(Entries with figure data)
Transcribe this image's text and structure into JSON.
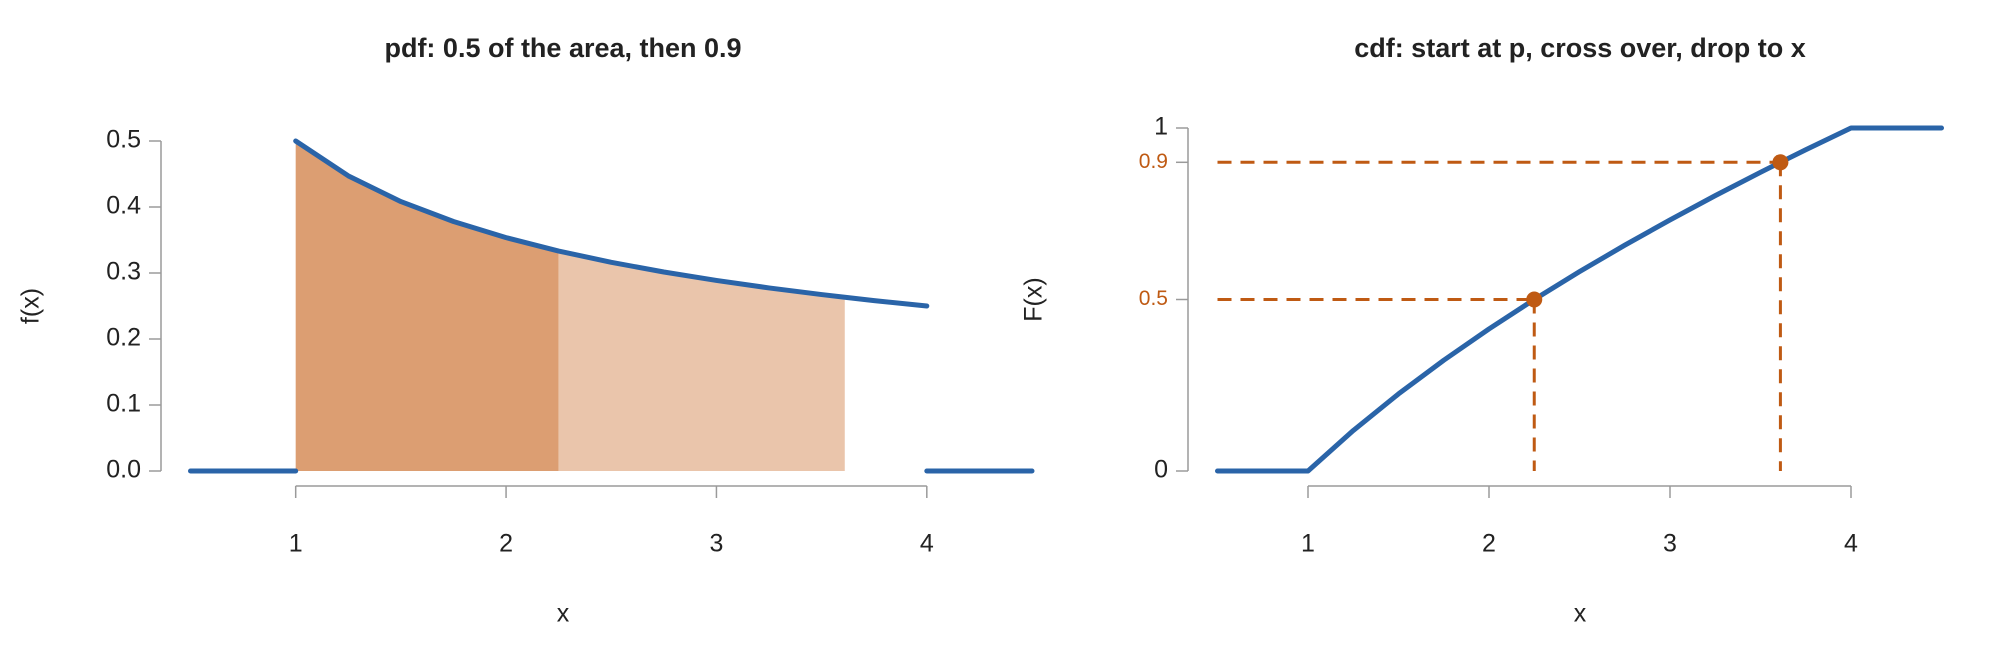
{
  "chart_data": [
    {
      "type": "area",
      "title": "pdf: 0.5 of the area, then 0.9",
      "xlabel": "x",
      "ylabel": "f(x)",
      "xlim": [
        0.5,
        4.5
      ],
      "ylim": [
        0,
        0.5
      ],
      "xticks": [
        1,
        2,
        3,
        4
      ],
      "yticks": [
        {
          "value": 0,
          "label": "0.0"
        },
        0.1,
        0.2,
        0.3,
        0.4,
        0.5
      ],
      "color": "#2a64a8",
      "lines": [
        {
          "x": [
            0.5,
            1
          ],
          "values": [
            0,
            0
          ]
        },
        {
          "x": [
            1,
            1.25,
            1.5,
            1.75,
            2,
            2.25,
            2.5,
            2.75,
            3,
            3.25,
            3.5,
            3.61,
            3.75,
            4
          ],
          "values": [
            0.5,
            0.4472,
            0.4082,
            0.378,
            0.3536,
            0.3333,
            0.3162,
            0.3015,
            0.2887,
            0.2774,
            0.2673,
            0.2632,
            0.2582,
            0.25
          ]
        },
        {
          "x": [
            4,
            4.5
          ],
          "values": [
            0,
            0
          ]
        }
      ],
      "areas": [
        {
          "from": 1,
          "to": 2.25,
          "color": "#dc9e72"
        },
        {
          "from": 2.25,
          "to": 3.61,
          "color": "#eac5ab"
        }
      ]
    },
    {
      "type": "line",
      "title": "cdf: start at p, cross over, drop to x",
      "xlabel": "x",
      "ylabel": "F(x)",
      "xlim": [
        0.5,
        4.5
      ],
      "ylim": [
        0,
        1
      ],
      "xticks": [
        1,
        2,
        3,
        4
      ],
      "yticks": [
        0,
        0.5,
        0.9,
        1
      ],
      "ytick_colors": [
        "#222222",
        "#bf5a13",
        "#bf5a13",
        "#222222"
      ],
      "color": "#2a64a8",
      "lines": [
        {
          "x": [
            0.5,
            1,
            1.25,
            1.5,
            1.75,
            2,
            2.25,
            2.5,
            2.75,
            3,
            3.25,
            3.5,
            3.61,
            3.75,
            4,
            4.5
          ],
          "values": [
            0,
            0,
            0.118,
            0.2247,
            0.3229,
            0.4142,
            0.5,
            0.5811,
            0.6583,
            0.7321,
            0.8028,
            0.8708,
            0.9,
            0.9365,
            1,
            1
          ]
        }
      ],
      "points": {
        "x": [
          2.25,
          3.61
        ],
        "values": [
          0.5,
          0.9
        ],
        "color": "#bf5a13"
      }
    }
  ]
}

- **What is required**
Verbatim reproduction of every record is required; images are left out.

- **Written answer**
Transcribe this image's text and structure into JSON.
{
  "chart_data": [
    {
      "type": "area",
      "title": "pdf: 0.5 of the area, then 0.9",
      "xlabel": "x",
      "ylabel": "f(x)",
      "xlim": [
        0.5,
        4.5
      ],
      "ylim": [
        0,
        0.5
      ],
      "xticks": [
        1,
        2,
        3,
        4
      ],
      "yticks": [
        {
          "value": 0,
          "label": "0.0"
        },
        0.1,
        0.2,
        0.3,
        0.4,
        0.5
      ],
      "color": "#2a64a8",
      "lines": [
        {
          "x": [
            0.5,
            1
          ],
          "values": [
            0,
            0
          ]
        },
        {
          "x": [
            1,
            1.25,
            1.5,
            1.75,
            2,
            2.25,
            2.5,
            2.75,
            3,
            3.25,
            3.5,
            3.61,
            3.75,
            4
          ],
          "values": [
            0.5,
            0.4472,
            0.4082,
            0.378,
            0.3536,
            0.3333,
            0.3162,
            0.3015,
            0.2887,
            0.2774,
            0.2673,
            0.2632,
            0.2582,
            0.25
          ]
        },
        {
          "x": [
            4,
            4.5
          ],
          "values": [
            0,
            0
          ]
        }
      ],
      "areas": [
        {
          "from": 1,
          "to": 2.25,
          "color": "#dc9e72"
        },
        {
          "from": 2.25,
          "to": 3.61,
          "color": "#eac5ab"
        }
      ]
    },
    {
      "type": "line",
      "title": "cdf: start at p, cross over, drop to x",
      "xlabel": "x",
      "ylabel": "F(x)",
      "xlim": [
        0.5,
        4.5
      ],
      "ylim": [
        0,
        1
      ],
      "xticks": [
        1,
        2,
        3,
        4
      ],
      "yticks": [
        0,
        0.5,
        0.9,
        1
      ],
      "ytick_colors": [
        "#222222",
        "#bf5a13",
        "#bf5a13",
        "#222222"
      ],
      "color": "#2a64a8",
      "lines": [
        {
          "x": [
            0.5,
            1,
            1.25,
            1.5,
            1.75,
            2,
            2.25,
            2.5,
            2.75,
            3,
            3.25,
            3.5,
            3.61,
            3.75,
            4,
            4.5
          ],
          "values": [
            0,
            0,
            0.118,
            0.2247,
            0.3229,
            0.4142,
            0.5,
            0.5811,
            0.6583,
            0.7321,
            0.8028,
            0.8708,
            0.9,
            0.9365,
            1,
            1
          ]
        }
      ],
      "points": {
        "x": [
          2.25,
          3.61
        ],
        "values": [
          0.5,
          0.9
        ],
        "color": "#bf5a13"
      }
    }
  ]
}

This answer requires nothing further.